*AIM*:
Report how many lines include the word "nước", and nothing besides that number.
* * *
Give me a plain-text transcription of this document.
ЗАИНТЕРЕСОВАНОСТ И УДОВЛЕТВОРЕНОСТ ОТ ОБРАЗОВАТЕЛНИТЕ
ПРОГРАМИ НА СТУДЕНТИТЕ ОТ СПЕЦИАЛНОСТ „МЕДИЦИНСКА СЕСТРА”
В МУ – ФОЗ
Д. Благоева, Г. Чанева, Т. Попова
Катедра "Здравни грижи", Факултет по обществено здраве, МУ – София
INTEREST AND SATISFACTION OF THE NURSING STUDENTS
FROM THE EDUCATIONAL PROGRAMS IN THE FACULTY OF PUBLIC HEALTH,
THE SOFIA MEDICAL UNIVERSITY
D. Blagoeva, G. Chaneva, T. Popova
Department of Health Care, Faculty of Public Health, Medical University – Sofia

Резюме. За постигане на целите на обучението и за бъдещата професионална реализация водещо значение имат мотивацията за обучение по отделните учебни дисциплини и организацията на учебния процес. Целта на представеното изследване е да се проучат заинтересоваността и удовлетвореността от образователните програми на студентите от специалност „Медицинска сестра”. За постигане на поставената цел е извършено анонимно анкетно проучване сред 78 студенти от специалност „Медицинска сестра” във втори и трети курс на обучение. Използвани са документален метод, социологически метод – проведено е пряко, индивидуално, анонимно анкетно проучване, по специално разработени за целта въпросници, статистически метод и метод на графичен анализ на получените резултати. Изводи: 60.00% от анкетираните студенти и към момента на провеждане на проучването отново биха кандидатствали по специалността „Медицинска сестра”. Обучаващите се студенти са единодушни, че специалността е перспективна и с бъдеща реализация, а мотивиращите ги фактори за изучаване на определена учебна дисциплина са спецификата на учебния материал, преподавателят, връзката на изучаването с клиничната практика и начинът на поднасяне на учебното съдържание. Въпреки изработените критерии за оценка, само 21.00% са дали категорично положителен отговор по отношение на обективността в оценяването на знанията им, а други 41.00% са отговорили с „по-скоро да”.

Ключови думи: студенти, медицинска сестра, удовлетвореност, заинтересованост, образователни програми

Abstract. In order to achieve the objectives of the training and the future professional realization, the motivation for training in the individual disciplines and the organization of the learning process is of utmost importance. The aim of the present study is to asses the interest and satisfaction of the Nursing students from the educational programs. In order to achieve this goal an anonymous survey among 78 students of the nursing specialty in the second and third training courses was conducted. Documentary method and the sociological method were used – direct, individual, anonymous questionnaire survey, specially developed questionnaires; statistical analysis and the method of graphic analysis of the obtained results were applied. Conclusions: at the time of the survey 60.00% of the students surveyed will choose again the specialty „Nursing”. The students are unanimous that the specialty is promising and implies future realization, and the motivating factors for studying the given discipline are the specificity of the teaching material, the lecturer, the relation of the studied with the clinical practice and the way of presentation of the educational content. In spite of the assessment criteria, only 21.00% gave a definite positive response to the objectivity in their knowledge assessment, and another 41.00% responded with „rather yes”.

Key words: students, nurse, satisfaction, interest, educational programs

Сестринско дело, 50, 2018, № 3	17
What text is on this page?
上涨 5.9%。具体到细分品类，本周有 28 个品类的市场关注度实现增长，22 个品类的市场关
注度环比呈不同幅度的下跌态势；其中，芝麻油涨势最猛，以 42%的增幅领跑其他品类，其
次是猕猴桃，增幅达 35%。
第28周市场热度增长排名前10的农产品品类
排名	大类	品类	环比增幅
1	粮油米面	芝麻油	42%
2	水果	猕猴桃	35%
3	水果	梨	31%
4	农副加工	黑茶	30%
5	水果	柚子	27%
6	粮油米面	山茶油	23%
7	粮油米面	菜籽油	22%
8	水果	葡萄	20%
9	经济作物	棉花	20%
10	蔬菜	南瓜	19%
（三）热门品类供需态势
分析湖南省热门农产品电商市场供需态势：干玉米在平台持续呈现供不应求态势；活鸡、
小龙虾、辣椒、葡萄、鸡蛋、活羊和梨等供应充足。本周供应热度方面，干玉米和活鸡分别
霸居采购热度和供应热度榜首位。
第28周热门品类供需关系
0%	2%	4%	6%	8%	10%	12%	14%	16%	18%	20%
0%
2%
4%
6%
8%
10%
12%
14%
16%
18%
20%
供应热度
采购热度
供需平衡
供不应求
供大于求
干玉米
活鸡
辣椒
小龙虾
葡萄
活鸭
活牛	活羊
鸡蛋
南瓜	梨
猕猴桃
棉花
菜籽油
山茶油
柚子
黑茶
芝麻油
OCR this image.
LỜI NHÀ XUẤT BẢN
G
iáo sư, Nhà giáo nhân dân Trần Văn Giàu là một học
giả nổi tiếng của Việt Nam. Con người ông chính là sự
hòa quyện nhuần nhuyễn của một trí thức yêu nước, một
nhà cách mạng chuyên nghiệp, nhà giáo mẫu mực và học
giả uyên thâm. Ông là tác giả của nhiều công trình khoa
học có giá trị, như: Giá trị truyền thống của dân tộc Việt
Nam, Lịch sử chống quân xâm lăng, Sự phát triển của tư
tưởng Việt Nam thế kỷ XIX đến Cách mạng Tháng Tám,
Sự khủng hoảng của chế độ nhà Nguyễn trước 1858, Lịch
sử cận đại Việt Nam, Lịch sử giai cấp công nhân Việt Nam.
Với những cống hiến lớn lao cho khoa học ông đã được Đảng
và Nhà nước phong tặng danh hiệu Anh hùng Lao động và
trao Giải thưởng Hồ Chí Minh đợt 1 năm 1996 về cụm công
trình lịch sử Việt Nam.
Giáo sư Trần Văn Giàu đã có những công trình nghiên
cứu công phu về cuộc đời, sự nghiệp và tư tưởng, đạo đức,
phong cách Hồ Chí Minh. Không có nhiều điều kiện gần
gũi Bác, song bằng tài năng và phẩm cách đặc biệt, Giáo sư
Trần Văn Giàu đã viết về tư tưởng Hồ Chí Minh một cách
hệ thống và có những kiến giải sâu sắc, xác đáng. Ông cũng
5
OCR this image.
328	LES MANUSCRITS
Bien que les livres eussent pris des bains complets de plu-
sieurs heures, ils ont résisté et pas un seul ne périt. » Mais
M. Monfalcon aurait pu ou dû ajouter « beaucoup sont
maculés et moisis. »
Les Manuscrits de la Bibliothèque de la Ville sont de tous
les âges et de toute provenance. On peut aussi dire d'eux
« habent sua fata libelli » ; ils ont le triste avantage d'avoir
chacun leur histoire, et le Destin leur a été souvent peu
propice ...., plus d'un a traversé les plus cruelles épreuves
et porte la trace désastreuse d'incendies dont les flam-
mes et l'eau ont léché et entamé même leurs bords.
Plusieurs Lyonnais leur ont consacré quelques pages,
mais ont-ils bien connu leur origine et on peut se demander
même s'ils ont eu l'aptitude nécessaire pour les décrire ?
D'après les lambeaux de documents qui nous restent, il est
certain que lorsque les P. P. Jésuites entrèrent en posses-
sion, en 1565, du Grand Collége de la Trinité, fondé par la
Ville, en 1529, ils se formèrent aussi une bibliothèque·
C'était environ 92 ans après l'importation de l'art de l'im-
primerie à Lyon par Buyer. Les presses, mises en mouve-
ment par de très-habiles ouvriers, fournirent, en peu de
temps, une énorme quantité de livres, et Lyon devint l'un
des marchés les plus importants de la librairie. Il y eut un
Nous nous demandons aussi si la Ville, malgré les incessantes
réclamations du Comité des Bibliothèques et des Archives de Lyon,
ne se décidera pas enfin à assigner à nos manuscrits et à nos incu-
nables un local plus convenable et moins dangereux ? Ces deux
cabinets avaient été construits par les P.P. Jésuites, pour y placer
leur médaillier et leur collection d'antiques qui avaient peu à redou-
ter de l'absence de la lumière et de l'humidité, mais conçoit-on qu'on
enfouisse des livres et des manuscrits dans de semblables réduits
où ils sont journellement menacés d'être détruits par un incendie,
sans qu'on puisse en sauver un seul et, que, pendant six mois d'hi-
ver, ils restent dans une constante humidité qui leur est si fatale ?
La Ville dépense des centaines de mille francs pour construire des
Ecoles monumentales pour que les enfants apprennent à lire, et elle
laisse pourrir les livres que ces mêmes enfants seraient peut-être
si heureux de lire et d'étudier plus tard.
* * *
*SOLVED PROBLEM*:
2